▸ **Stated exercise**
Repeat the records below exactly.

▸ **Records for this task**
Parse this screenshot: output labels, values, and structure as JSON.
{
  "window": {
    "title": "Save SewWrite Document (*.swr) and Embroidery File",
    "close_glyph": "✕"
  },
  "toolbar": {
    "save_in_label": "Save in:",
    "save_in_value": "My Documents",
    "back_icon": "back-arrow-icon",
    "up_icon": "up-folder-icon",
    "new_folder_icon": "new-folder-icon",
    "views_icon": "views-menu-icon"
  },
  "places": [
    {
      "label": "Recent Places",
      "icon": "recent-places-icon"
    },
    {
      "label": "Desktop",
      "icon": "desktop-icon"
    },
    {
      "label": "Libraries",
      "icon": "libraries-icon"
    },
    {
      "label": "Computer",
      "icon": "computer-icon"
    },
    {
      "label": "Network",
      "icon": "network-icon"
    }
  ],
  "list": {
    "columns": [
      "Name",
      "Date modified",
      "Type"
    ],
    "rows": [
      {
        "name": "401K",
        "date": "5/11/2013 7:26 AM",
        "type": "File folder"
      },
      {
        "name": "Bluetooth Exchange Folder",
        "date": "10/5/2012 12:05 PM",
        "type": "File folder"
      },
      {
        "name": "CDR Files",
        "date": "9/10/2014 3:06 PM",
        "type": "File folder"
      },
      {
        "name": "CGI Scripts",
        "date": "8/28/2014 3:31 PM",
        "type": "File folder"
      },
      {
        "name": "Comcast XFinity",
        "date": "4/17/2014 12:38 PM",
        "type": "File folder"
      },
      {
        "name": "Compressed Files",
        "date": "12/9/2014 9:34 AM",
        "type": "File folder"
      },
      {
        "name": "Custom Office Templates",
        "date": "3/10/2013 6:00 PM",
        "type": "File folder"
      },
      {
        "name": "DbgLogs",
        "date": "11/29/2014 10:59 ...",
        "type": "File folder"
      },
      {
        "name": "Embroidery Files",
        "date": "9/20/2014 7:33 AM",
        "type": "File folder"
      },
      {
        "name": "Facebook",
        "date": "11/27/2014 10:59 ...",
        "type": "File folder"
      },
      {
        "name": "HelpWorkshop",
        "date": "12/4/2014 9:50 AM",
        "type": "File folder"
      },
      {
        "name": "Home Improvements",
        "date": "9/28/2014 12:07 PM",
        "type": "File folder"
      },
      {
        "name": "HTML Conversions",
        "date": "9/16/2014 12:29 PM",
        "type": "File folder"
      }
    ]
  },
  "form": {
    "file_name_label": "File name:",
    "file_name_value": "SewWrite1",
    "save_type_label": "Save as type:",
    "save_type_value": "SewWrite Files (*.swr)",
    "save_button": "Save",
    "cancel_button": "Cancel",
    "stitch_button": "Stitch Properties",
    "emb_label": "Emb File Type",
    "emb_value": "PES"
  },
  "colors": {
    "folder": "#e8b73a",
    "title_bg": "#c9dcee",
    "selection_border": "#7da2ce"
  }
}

▸ **Finished exercise**
Parse this screenshot: output labels, values, and structure as JSON.
{
  "window": {
    "title": "Save SewWrite Document (*.swr) and Embroidery File",
    "close_glyph": "✕"
  },
  "toolbar": {
    "save_in_label": "Save in:",
    "save_in_value": "My Documents",
    "back_icon": "back-arrow-icon",
    "up_icon": "up-folder-icon",
    "new_folder_icon": "new-folder-icon",
    "views_icon": "views-menu-icon"
  },
  "places": [
    {
      "label": "Recent Places",
      "icon": "recent-places-icon"
    },
    {
      "label": "Desktop",
      "icon": "desktop-icon"
    },
    {
      "label": "Libraries",
      "icon": "libraries-icon"
    },
    {
      "label": "Computer",
      "icon": "computer-icon"
    },
    {
      "label": "Network",
      "icon": "network-icon"
    }
  ],
  "list": {
    "columns": [
      "Name",
      "Date modified",
      "Type"
    ],
    "rows": [
      {
        "name": "401K",
        "date": "5/11/2013 7:26 AM",
        "type": "File folder"
      },
      {
        "name": "Bluetooth Exchange Folder",
        "date": "10/5/2012 12:05 PM",
        "type": "File folder"
      },
      {
        "name": "CDR Files",
        "date": "9/10/2014 3:06 PM",
        "type": "File folder"
      },
      {
        "name": "CGI Scripts",
        "date": "8/28/2014 3:31 PM",
        "type": "File folder"
      },
      {
        "name": "Comcast XFinity",
        "date": "4/17/2014 12:38 PM",
        "type": "File folder"
      },
      {
        "name": "Compressed Files",
        "date": "12/9/2014 9:34 AM",
        "type": "File folder"
      },
      {
        "name": "Custom Office Templates",
        "date": "3/10/2013 6:00 PM",
        "type": "File folder"
      },
      {
        "name": "DbgLogs",
        "date": "11/29/2014 10:59 ...",
        "type": "File folder"
      },
      {
        "name": "Embroidery Files",
        "date": "9/20/2014 7:33 AM",
        "type": "File folder"
      },
      {
        "name": "Facebook",
        "date": "11/27/2014 10:59 ...",
        "type": "File folder"
      },
      {
        "name": "HelpWorkshop",
        "date": "12/4/2014 9:50 AM",
        "type": "File folder"
      },
      {
        "name": "Home Improvements",
        "date": "9/28/2014 12:07 PM",
        "type": "File folder"
      },
      {
        "name": "HTML Conversions",
        "date": "9/16/2014 12:29 PM",
        "type": "File folder"
      }
    ]
  },
  "form": {
    "file_name_label": "File name:",
    "file_name_value": "SewWrite1",
    "save_type_label": "Save as type:",
    "save_type_value": "SewWrite Files (*.swr)",
    "save_button": "Save",
    "cancel_button": "Cancel",
    "stitch_button": "Stitch Properties",
    "emb_label": "Emb File Type",
    "emb_value": "PES"
  },
  "colors": {
    "folder": "#e8b73a",
    "title_bg": "#c9dcee",
    "selection_border": "#7da2ce"
  }
}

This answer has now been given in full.